▶ THE PROBLEM
Copy out every record below with complete accuracy.

▶ MATERIAL PROVIDED
■ ■ ■ ■ ■

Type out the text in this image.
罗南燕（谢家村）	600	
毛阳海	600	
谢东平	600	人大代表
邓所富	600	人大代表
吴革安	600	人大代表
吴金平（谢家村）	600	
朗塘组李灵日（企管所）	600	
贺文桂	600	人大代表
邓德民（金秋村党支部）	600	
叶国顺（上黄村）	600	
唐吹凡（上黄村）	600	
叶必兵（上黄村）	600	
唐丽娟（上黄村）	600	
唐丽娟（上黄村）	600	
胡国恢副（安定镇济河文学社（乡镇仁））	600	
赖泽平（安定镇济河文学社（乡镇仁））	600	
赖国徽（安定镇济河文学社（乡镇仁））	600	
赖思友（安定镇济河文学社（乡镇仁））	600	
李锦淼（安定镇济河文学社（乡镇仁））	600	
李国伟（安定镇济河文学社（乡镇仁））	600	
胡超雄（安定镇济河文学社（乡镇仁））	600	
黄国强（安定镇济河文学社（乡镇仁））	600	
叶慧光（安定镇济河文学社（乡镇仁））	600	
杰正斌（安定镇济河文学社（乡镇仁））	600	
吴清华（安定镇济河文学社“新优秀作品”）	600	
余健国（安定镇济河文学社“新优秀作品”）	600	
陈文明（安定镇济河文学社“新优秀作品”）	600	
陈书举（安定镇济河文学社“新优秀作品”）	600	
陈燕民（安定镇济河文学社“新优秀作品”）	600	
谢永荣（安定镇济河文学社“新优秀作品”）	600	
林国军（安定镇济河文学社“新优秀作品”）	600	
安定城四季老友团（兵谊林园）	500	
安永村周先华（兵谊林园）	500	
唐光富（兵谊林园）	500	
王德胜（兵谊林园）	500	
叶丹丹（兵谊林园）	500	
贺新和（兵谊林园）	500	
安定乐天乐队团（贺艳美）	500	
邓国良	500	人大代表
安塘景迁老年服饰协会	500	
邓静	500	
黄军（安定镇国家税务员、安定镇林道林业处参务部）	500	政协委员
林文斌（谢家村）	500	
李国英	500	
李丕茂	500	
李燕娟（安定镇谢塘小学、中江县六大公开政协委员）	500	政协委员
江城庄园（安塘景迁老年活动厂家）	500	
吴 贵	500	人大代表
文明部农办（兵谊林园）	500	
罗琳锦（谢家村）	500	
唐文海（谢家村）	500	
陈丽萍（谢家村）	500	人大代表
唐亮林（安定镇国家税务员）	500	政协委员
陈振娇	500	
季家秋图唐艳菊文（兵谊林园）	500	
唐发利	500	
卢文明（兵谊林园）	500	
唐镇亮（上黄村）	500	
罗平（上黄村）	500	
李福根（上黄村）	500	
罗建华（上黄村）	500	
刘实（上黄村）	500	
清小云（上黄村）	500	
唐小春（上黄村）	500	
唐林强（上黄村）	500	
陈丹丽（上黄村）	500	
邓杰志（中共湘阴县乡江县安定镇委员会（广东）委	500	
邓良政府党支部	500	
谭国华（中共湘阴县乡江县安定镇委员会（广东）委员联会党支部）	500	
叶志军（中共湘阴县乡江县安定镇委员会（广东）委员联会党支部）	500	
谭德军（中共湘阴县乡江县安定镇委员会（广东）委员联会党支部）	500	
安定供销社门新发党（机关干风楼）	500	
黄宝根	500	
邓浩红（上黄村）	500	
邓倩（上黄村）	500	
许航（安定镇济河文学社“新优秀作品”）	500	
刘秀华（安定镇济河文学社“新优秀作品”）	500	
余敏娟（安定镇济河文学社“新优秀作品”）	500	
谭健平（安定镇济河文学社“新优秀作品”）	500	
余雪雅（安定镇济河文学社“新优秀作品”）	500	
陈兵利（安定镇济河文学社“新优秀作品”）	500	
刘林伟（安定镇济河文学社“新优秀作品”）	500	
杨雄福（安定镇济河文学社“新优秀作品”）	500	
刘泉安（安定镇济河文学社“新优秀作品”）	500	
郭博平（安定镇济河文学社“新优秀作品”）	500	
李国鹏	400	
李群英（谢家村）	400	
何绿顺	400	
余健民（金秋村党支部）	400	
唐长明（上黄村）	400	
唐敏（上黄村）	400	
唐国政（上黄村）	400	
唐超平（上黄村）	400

■ ■ ■ ■ ■

▶ WRITTEN SOLUTION
Type out the text in this image.
罗南燕（谢家村）	600	
毛阳海	600	
谢东平	600	人大代表
邓所富	600	人大代表
吴革安	600	人大代表
吴金平（谢家村）	600	
朗塘组李灵日（企管所）	600	
贺文桂	600	人大代表
邓德民（金秋村党支部）	600	
叶国顺（上黄村）	600	
唐吹凡（上黄村）	600	
叶必兵（上黄村）	600	
唐丽娟（上黄村）	600	
唐丽娟（上黄村）	600	
胡国恢副（安定镇济河文学社（乡镇仁））	600	
赖泽平（安定镇济河文学社（乡镇仁））	600	
赖国徽（安定镇济河文学社（乡镇仁））	600	
赖思友（安定镇济河文学社（乡镇仁））	600	
李锦淼（安定镇济河文学社（乡镇仁））	600	
李国伟（安定镇济河文学社（乡镇仁））	600	
胡超雄（安定镇济河文学社（乡镇仁））	600	
黄国强（安定镇济河文学社（乡镇仁））	600	
叶慧光（安定镇济河文学社（乡镇仁））	600	
杰正斌（安定镇济河文学社（乡镇仁））	600	
吴清华（安定镇济河文学社“新优秀作品”）	600	
余健国（安定镇济河文学社“新优秀作品”）	600	
陈文明（安定镇济河文学社“新优秀作品”）	600	
陈书举（安定镇济河文学社“新优秀作品”）	600	
陈燕民（安定镇济河文学社“新优秀作品”）	600	
谢永荣（安定镇济河文学社“新优秀作品”）	600	
林国军（安定镇济河文学社“新优秀作品”）	600	
安定城四季老友团（兵谊林园）	500	
安永村周先华（兵谊林园）	500	
唐光富（兵谊林园）	500	
王德胜（兵谊林园）	500	
叶丹丹（兵谊林园）	500	
贺新和（兵谊林园）	500	
安定乐天乐队团（贺艳美）	500	
邓国良	500	人大代表
安塘景迁老年服饰协会	500	
邓静	500	
黄军（安定镇国家税务员、安定镇林道林业处参务部）	500	政协委员
林文斌（谢家村）	500	
李国英	500	
李丕茂	500	
李燕娟（安定镇谢塘小学、中江县六大公开政协委员）	500	政协委员
江城庄园（安塘景迁老年活动厂家）	500	
吴 贵	500	人大代表
文明部农办（兵谊林园）	500	
罗琳锦（谢家村）	500	
唐文海（谢家村）	500	
陈丽萍（谢家村）	500	人大代表
唐亮林（安定镇国家税务员）	500	政协委员
陈振娇	500	
季家秋图唐艳菊文（兵谊林园）	500	
唐发利	500	
卢文明（兵谊林园）	500	
唐镇亮（上黄村）	500	
罗平（上黄村）	500	
李福根（上黄村）	500	
罗建华（上黄村）	500	
刘实（上黄村）	500	
清小云（上黄村）	500	
唐小春（上黄村）	500	
唐林强（上黄村）	500	
陈丹丽（上黄村）	500	
邓杰志（中共湘阴县乡江县安定镇委员会（广东）委	500	
邓良政府党支部	500	
谭国华（中共湘阴县乡江县安定镇委员会（广东）委员联会党支部）	500	
叶志军（中共湘阴县乡江县安定镇委员会（广东）委员联会党支部）	500	
谭德军（中共湘阴县乡江县安定镇委员会（广东）委员联会党支部）	500	
安定供销社门新发党（机关干风楼）	500	
黄宝根	500	
邓浩红（上黄村）	500	
邓倩（上黄村）	500	
许航（安定镇济河文学社“新优秀作品”）	500	
刘秀华（安定镇济河文学社“新优秀作品”）	500	
余敏娟（安定镇济河文学社“新优秀作品”）	500	
谭健平（安定镇济河文学社“新优秀作品”）	500	
余雪雅（安定镇济河文学社“新优秀作品”）	500	
陈兵利（安定镇济河文学社“新优秀作品”）	500	
刘林伟（安定镇济河文学社“新优秀作品”）	500	
杨雄福（安定镇济河文学社“新优秀作品”）	500	
刘泉安（安定镇济河文学社“新优秀作品”）	500	
郭博平（安定镇济河文学社“新优秀作品”）	500	
李国鹏	400	
李群英（谢家村）	400	
何绿顺	400	
余健民（金秋村党支部）	400	
唐长明（上黄村）	400	
唐敏（上黄村）	400	
唐国政（上黄村）	400	
唐超平（上黄村）	400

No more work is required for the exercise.